**Provided information**
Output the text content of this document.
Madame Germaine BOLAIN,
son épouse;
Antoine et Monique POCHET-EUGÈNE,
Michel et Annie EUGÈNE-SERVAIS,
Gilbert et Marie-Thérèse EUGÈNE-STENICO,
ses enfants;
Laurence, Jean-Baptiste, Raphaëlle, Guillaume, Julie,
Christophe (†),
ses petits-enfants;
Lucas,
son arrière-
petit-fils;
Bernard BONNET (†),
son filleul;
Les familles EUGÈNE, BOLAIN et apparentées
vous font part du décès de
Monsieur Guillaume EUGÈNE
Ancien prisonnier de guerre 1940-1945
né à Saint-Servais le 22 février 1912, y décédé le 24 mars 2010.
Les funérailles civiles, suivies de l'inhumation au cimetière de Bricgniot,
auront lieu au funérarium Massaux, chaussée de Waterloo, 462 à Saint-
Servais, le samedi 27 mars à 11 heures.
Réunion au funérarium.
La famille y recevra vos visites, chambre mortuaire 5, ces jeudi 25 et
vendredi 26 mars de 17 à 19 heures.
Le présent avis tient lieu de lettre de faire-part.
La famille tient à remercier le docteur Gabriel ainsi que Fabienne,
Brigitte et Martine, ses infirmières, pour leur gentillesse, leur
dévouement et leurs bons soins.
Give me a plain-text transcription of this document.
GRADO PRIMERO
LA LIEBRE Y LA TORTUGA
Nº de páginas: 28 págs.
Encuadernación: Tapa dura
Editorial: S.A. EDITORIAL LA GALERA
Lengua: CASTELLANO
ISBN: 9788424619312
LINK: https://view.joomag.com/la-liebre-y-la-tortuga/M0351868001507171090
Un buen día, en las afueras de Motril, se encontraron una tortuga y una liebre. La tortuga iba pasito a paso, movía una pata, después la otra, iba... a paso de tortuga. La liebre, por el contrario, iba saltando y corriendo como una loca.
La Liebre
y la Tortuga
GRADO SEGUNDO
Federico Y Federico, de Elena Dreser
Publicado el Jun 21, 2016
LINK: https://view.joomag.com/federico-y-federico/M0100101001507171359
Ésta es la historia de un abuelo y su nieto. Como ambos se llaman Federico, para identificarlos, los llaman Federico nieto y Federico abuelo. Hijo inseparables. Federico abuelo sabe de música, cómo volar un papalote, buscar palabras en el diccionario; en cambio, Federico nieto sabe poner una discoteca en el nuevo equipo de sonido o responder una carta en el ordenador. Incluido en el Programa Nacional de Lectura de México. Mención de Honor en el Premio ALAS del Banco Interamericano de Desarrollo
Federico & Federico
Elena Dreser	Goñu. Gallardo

**What is asked**
Transcribe each entry exactly.

**Right answer**
Output the text content of this document.
Madame Germaine BOLAIN,
son épouse;
Antoine et Monique POCHET-EUGÈNE,
Michel et Annie EUGÈNE-SERVAIS,
Gilbert et Marie-Thérèse EUGÈNE-STENICO,
ses enfants;
Laurence, Jean-Baptiste, Raphaëlle, Guillaume, Julie,
Christophe (†),
ses petits-enfants;
Lucas,
son arrière-
petit-fils;
Bernard BONNET (†),
son filleul;
Les familles EUGÈNE, BOLAIN et apparentées
vous font part du décès de
Monsieur Guillaume EUGÈNE
Ancien prisonnier de guerre 1940-1945
né à Saint-Servais le 22 février 1912, y décédé le 24 mars 2010.
Les funérailles civiles, suivies de l'inhumation au cimetière de Bricgniot,
auront lieu au funérarium Massaux, chaussée de Waterloo, 462 à Saint-
Servais, le samedi 27 mars à 11 heures.
Réunion au funérarium.
La famille y recevra vos visites, chambre mortuaire 5, ces jeudi 25 et
vendredi 26 mars de 17 à 19 heures.
Le présent avis tient lieu de lettre de faire-part.
La famille tient à remercier le docteur Gabriel ainsi que Fabienne,
Brigitte et Martine, ses infirmières, pour leur gentillesse, leur
dévouement et leurs bons soins.
Give me a plain-text transcription of this document.
GRADO PRIMERO
LA LIEBRE Y LA TORTUGA
Nº de páginas: 28 págs.
Encuadernación: Tapa dura
Editorial: S.A. EDITORIAL LA GALERA
Lengua: CASTELLANO
ISBN: 9788424619312
LINK: https://view.joomag.com/la-liebre-y-la-tortuga/M0351868001507171090
Un buen día, en las afueras de Motril, se encontraron una tortuga y una liebre. La tortuga iba pasito a paso, movía una pata, después la otra, iba... a paso de tortuga. La liebre, por el contrario, iba saltando y corriendo como una loca.
La Liebre
y la Tortuga
GRADO SEGUNDO
Federico Y Federico, de Elena Dreser
Publicado el Jun 21, 2016
LINK: https://view.joomag.com/federico-y-federico/M0100101001507171359
Ésta es la historia de un abuelo y su nieto. Como ambos se llaman Federico, para identificarlos, los llaman Federico nieto y Federico abuelo. Hijo inseparables. Federico abuelo sabe de música, cómo volar un papalote, buscar palabras en el diccionario; en cambio, Federico nieto sabe poner una discoteca en el nuevo equipo de sonido o responder una carta en el ordenador. Incluido en el Programa Nacional de Lectura de México. Mención de Honor en el Premio ALAS del Banco Interamericano de Desarrollo
Federico & Federico
Elena Dreser	Goñu. Gallardo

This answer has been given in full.